The listing below should be copied in full, word for word.

Stored records
___

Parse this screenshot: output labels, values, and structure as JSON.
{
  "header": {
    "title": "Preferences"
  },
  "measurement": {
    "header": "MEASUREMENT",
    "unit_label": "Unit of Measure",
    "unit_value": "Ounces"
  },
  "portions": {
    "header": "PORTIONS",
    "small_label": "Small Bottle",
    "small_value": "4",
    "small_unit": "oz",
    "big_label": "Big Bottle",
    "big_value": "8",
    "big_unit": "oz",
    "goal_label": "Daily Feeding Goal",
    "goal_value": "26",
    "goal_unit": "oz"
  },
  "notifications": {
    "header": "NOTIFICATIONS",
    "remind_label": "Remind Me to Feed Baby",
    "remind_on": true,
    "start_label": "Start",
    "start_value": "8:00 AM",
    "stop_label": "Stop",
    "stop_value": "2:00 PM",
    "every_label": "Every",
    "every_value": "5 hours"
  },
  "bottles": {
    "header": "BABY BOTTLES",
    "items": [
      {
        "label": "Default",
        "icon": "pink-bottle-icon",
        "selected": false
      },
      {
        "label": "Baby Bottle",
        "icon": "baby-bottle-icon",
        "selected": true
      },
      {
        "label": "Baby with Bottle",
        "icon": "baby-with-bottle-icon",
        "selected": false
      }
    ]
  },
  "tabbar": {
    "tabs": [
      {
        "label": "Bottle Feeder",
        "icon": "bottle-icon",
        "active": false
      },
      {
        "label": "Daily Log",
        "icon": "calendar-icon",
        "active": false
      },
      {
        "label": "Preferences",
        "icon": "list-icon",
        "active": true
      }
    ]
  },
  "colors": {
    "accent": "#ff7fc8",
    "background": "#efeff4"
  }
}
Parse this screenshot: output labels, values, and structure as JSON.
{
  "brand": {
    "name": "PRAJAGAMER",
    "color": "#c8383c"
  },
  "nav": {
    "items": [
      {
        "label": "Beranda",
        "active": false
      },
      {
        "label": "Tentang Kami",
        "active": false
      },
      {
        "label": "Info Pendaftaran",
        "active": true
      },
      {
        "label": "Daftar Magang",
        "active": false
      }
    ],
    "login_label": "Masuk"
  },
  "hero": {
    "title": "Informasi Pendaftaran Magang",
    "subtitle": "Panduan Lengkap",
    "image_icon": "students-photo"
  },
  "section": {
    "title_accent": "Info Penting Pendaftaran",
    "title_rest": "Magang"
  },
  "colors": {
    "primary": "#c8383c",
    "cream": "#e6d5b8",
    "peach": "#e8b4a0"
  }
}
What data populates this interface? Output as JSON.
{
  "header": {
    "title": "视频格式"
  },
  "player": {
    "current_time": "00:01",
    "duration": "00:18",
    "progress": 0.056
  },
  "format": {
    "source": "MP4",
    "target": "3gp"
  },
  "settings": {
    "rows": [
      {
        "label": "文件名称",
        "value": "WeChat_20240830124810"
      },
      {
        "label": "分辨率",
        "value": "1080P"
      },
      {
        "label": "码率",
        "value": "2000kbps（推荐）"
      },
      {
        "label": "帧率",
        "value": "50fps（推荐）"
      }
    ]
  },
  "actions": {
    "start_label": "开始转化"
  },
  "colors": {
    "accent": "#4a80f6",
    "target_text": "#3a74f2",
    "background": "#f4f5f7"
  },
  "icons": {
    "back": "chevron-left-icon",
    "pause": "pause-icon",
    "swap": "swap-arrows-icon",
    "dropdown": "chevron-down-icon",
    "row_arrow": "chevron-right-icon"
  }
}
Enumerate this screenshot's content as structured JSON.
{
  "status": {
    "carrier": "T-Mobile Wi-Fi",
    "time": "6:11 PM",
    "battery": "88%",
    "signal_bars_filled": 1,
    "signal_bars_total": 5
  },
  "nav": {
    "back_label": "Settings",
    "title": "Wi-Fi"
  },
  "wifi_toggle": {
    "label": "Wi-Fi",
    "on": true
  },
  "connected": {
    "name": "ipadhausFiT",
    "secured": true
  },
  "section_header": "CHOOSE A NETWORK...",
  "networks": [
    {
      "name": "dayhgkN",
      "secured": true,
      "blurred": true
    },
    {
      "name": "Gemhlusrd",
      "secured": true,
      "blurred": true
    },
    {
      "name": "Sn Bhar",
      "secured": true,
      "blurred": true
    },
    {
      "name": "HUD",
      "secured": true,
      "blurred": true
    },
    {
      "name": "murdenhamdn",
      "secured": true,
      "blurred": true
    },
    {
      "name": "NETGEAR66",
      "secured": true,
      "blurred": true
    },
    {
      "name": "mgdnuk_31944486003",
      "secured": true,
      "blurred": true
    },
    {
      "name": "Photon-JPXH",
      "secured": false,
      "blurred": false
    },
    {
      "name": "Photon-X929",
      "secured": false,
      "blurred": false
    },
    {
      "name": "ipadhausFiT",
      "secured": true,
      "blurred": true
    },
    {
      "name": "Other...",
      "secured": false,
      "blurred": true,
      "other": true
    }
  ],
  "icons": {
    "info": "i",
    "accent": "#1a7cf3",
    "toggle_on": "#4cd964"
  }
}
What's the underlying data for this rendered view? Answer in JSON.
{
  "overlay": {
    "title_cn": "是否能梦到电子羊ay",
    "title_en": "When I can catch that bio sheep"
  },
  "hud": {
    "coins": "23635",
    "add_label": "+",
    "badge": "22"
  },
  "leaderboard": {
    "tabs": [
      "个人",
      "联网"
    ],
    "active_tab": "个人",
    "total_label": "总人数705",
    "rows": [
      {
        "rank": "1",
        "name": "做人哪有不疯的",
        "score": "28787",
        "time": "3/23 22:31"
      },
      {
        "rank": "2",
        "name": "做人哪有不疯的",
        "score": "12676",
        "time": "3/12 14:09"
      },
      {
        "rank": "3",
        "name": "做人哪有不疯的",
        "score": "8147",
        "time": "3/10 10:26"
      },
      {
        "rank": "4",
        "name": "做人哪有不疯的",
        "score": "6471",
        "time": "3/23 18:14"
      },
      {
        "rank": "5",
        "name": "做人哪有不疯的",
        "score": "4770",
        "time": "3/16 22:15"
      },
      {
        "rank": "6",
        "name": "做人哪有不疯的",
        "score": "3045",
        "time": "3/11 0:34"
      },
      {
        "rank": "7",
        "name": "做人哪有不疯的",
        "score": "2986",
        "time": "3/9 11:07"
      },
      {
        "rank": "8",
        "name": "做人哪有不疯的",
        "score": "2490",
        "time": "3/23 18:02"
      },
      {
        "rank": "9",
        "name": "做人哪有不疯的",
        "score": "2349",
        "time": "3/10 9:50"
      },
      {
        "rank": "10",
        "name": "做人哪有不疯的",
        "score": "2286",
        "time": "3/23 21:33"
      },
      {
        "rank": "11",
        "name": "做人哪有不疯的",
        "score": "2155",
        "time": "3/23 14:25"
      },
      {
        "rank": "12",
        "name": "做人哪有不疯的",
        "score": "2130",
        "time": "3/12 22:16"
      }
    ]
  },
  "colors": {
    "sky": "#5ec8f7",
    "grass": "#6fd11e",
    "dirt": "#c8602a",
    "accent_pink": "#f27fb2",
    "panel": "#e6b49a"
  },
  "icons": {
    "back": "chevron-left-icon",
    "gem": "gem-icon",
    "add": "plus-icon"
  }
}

___

> **Answer**:
Parse this screenshot: output labels, values, and structure as JSON.
{
  "header": {
    "title": "Preferences"
  },
  "measurement": {
    "header": "MEASUREMENT",
    "unit_label": "Unit of Measure",
    "unit_value": "Ounces"
  },
  "portions": {
    "header": "PORTIONS",
    "small_label": "Small Bottle",
    "small_value": "4",
    "small_unit": "oz",
    "big_label": "Big Bottle",
    "big_value": "8",
    "big_unit": "oz",
    "goal_label": "Daily Feeding Goal",
    "goal_value": "26",
    "goal_unit": "oz"
  },
  "notifications": {
    "header": "NOTIFICATIONS",
    "remind_label": "Remind Me to Feed Baby",
    "remind_on": true,
    "start_label": "Start",
    "start_value": "8:00 AM",
    "stop_label": "Stop",
    "stop_value": "2:00 PM",
    "every_label": "Every",
    "every_value": "5 hours"
  },
  "bottles": {
    "header": "BABY BOTTLES",
    "items": [
      {
        "label": "Default",
        "icon": "pink-bottle-icon",
        "selected": false
      },
      {
        "label": "Baby Bottle",
        "icon": "baby-bottle-icon",
        "selected": true
      },
      {
        "label": "Baby with Bottle",
        "icon": "baby-with-bottle-icon",
        "selected": false
      }
    ]
  },
  "tabbar": {
    "tabs": [
      {
        "label": "Bottle Feeder",
        "icon": "bottle-icon",
        "active": false
      },
      {
        "label": "Daily Log",
        "icon": "calendar-icon",
        "active": false
      },
      {
        "label": "Preferences",
        "icon": "list-icon",
        "active": true
      }
    ]
  },
  "colors": {
    "accent": "#ff7fc8",
    "background": "#efeff4"
  }
}
Parse this screenshot: output labels, values, and structure as JSON.
{
  "brand": {
    "name": "PRAJAGAMER",
    "color": "#c8383c"
  },
  "nav": {
    "items": [
      {
        "label": "Beranda",
        "active": false
      },
      {
        "label": "Tentang Kami",
        "active": false
      },
      {
        "label": "Info Pendaftaran",
        "active": true
      },
      {
        "label": "Daftar Magang",
        "active": false
      }
    ],
    "login_label": "Masuk"
  },
  "hero": {
    "title": "Informasi Pendaftaran Magang",
    "subtitle": "Panduan Lengkap",
    "image_icon": "students-photo"
  },
  "section": {
    "title_accent": "Info Penting Pendaftaran",
    "title_rest": "Magang"
  },
  "colors": {
    "primary": "#c8383c",
    "cream": "#e6d5b8",
    "peach": "#e8b4a0"
  }
}
What data populates this interface? Output as JSON.
{
  "header": {
    "title": "视频格式"
  },
  "player": {
    "current_time": "00:01",
    "duration": "00:18",
    "progress": 0.056
  },
  "format": {
    "source": "MP4",
    "target": "3gp"
  },
  "settings": {
    "rows": [
      {
        "label": "文件名称",
        "value": "WeChat_20240830124810"
      },
      {
        "label": "分辨率",
        "value": "1080P"
      },
      {
        "label": "码率",
        "value": "2000kbps（推荐）"
      },
      {
        "label": "帧率",
        "value": "50fps（推荐）"
      }
    ]
  },
  "actions": {
    "start_label": "开始转化"
  },
  "colors": {
    "accent": "#4a80f6",
    "target_text": "#3a74f2",
    "background": "#f4f5f7"
  },
  "icons": {
    "back": "chevron-left-icon",
    "pause": "pause-icon",
    "swap": "swap-arrows-icon",
    "dropdown": "chevron-down-icon",
    "row_arrow": "chevron-right-icon"
  }
}
Enumerate this screenshot's content as structured JSON.
{
  "status": {
    "carrier": "T-Mobile Wi-Fi",
    "time": "6:11 PM",
    "battery": "88%",
    "signal_bars_filled": 1,
    "signal_bars_total": 5
  },
  "nav": {
    "back_label": "Settings",
    "title": "Wi-Fi"
  },
  "wifi_toggle": {
    "label": "Wi-Fi",
    "on": true
  },
  "connected": {
    "name": "ipadhausFiT",
    "secured": true
  },
  "section_header": "CHOOSE A NETWORK...",
  "networks": [
    {
      "name": "dayhgkN",
      "secured": true,
      "blurred": true
    },
    {
      "name": "Gemhlusrd",
      "secured": true,
      "blurred": true
    },
    {
      "name": "Sn Bhar",
      "secured": true,
      "blurred": true
    },
    {
      "name": "HUD",
      "secured": true,
      "blurred": true
    },
    {
      "name": "murdenhamdn",
      "secured": true,
      "blurred": true
    },
    {
      "name": "NETGEAR66",
      "secured": true,
      "blurred": true
    },
    {
      "name": "mgdnuk_31944486003",
      "secured": true,
      "blurred": true
    },
    {
      "name": "Photon-JPXH",
      "secured": false,
      "blurred": false
    },
    {
      "name": "Photon-X929",
      "secured": false,
      "blurred": false
    },
    {
      "name": "ipadhausFiT",
      "secured": true,
      "blurred": true
    },
    {
      "name": "Other...",
      "secured": false,
      "blurred": true,
      "other": true
    }
  ],
  "icons": {
    "info": "i",
    "accent": "#1a7cf3",
    "toggle_on": "#4cd964"
  }
}
What's the underlying data for this rendered view? Answer in JSON.
{
  "overlay": {
    "title_cn": "是否能梦到电子羊ay",
    "title_en": "When I can catch that bio sheep"
  },
  "hud": {
    "coins": "23635",
    "add_label": "+",
    "badge": "22"
  },
  "leaderboard": {
    "tabs": [
      "个人",
      "联网"
    ],
    "active_tab": "个人",
    "total_label": "总人数705",
    "rows": [
      {
        "rank": "1",
        "name": "做人哪有不疯的",
        "score": "28787",
        "time": "3/23 22:31"
      },
      {
        "rank": "2",
        "name": "做人哪有不疯的",
        "score": "12676",
        "time": "3/12 14:09"
      },
      {
        "rank": "3",
        "name": "做人哪有不疯的",
        "score": "8147",
        "time": "3/10 10:26"
      },
      {
        "rank": "4",
        "name": "做人哪有不疯的",
        "score": "6471",
        "time": "3/23 18:14"
      },
      {
        "rank": "5",
        "name": "做人哪有不疯的",
        "score": "4770",
        "time": "3/16 22:15"
      },
      {
        "rank": "6",
        "name": "做人哪有不疯的",
        "score": "3045",
        "time": "3/11 0:34"
      },
      {
        "rank": "7",
        "name": "做人哪有不疯的",
        "score": "2986",
        "time": "3/9 11:07"
      },
      {
        "rank": "8",
        "name": "做人哪有不疯的",
        "score": "2490",
        "time": "3/23 18:02"
      },
      {
        "rank": "9",
        "name": "做人哪有不疯的",
        "score": "2349",
        "time": "3/10 9:50"
      },
      {
        "rank": "10",
        "name": "做人哪有不疯的",
        "score": "2286",
        "time": "3/23 21:33"
      },
      {
        "rank": "11",
        "name": "做人哪有不疯的",
        "score": "2155",
        "time": "3/23 14:25"
      },
      {
        "rank": "12",
        "name": "做人哪有不疯的",
        "score": "2130",
        "time": "3/12 22:16"
      }
    ]
  },
  "colors": {
    "sky": "#5ec8f7",
    "grass": "#6fd11e",
    "dirt": "#c8602a",
    "accent_pink": "#f27fb2",
    "panel": "#e6b49a"
  },
  "icons": {
    "back": "chevron-left-icon",
    "gem": "gem-icon",
    "add": "plus-icon"
  }
}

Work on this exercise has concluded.